-------- Passage given
I am currently trying to exercise for a competition and have the following problem for it: $A_n = \log_{n}(n+1)+\log_{n+1}(n)$
where $n$ is natural number. I must prove that $A_n$ can never be a whole number and I must calculate the whole part of $A_n$ . I also must study the monotonicity of the $A_n$ sequence.
I tried by converting the logarithms to the natural base but failed with it.
I would gladly appreciate your help in solving this problem, I am pretty stuck with it. Thanks in advance!
----------------
-------- Recorded data
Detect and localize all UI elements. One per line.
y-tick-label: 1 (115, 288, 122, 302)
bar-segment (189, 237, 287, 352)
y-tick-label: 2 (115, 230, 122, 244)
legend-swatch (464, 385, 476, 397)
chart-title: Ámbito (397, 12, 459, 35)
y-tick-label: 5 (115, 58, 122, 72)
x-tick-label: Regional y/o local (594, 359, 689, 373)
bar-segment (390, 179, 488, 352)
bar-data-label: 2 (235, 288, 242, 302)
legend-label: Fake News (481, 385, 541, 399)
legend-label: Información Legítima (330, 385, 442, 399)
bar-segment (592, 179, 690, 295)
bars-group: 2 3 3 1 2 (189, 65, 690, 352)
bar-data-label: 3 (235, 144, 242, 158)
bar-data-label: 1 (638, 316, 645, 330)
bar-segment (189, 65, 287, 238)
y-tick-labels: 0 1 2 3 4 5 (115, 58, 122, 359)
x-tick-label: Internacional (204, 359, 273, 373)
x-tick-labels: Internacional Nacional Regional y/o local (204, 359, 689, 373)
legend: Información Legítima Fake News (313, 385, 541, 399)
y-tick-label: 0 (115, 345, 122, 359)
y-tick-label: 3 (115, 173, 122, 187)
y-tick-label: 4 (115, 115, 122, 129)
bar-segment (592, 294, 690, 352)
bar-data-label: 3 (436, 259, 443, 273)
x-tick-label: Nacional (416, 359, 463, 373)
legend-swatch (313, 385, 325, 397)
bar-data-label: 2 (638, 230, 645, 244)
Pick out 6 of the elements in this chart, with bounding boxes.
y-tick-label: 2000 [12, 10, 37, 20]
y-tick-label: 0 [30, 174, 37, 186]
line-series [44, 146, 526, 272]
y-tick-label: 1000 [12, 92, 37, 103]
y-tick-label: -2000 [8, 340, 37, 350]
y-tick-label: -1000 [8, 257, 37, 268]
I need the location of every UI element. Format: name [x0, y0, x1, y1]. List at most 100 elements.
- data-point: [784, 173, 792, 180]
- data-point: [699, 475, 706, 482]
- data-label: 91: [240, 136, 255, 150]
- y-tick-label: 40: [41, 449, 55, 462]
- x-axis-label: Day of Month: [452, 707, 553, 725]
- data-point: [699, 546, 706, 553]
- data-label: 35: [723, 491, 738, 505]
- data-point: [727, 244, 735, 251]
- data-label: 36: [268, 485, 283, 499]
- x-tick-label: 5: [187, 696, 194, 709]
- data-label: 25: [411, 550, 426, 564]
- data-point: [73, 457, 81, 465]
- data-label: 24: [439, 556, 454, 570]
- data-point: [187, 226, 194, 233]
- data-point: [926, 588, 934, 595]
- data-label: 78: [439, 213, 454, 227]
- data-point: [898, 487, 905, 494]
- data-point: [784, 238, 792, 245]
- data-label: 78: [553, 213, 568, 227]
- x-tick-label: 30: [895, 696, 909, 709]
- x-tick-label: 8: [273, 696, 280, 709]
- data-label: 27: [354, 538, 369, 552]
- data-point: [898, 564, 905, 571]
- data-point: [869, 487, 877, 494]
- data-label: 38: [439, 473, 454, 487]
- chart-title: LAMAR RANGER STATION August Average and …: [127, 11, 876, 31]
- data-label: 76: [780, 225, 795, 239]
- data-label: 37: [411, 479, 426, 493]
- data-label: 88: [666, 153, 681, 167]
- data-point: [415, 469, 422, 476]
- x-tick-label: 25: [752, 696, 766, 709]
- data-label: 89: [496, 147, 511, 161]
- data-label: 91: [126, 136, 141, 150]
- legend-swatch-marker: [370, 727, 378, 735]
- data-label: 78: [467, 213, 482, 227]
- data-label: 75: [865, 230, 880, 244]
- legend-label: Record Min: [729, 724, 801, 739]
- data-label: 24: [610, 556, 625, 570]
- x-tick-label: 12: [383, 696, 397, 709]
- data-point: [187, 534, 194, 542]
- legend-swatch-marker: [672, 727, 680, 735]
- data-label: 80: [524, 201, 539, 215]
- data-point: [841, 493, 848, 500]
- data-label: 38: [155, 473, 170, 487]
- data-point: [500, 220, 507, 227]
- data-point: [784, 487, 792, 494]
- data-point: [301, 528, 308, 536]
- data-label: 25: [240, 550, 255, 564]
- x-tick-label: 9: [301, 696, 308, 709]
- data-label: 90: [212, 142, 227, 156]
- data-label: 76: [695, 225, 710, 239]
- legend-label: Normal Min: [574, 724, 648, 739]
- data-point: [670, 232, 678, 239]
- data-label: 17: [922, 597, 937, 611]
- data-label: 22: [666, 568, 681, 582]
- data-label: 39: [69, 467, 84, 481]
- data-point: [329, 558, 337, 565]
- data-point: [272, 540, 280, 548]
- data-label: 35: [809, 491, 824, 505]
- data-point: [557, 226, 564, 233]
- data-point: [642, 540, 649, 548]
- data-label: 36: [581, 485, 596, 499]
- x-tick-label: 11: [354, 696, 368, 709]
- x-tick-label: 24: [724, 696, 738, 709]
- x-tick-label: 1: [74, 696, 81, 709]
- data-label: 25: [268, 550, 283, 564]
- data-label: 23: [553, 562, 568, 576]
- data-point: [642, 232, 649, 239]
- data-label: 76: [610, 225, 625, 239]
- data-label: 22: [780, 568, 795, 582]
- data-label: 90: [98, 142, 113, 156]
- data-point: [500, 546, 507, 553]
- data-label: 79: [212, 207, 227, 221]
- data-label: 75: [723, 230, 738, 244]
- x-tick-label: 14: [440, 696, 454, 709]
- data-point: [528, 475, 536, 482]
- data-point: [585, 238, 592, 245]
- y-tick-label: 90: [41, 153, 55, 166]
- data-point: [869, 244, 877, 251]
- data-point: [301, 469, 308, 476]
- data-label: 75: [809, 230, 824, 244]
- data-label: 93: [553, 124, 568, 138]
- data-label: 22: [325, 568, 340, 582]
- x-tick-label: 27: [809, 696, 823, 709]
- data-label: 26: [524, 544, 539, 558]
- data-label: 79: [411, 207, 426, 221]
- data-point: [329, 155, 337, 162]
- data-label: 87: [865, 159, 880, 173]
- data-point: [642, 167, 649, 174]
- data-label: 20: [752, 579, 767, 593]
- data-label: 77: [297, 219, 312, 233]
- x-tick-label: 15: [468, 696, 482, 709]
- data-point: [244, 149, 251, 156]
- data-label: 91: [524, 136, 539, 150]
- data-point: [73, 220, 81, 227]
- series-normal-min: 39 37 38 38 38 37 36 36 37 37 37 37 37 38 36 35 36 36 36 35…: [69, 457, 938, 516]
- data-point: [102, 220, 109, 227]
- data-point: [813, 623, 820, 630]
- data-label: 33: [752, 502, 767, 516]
----------------
◆ **Stated goal 1**: Can you give the logarithm problem post again from "I tried by converting" to "Thanks in advance!", replacing "natural base" with "base 10"?
◆ **Stated goal 2**: In the logarithm problem post, why does the poster ask for help, and what had they already tried?

◆ **Written answer 1**:
I tried by converting the logarithms to the base 10 but failed with it.
I would gladly appreciate your help in solving this problem, I am pretty stuck with it. Thanks in advance!

◆ **Written answer 2**: The poster asks for help because they are pretty stuck on the problem. They had tried converting the logarithms to the natural base, but that attempt failed.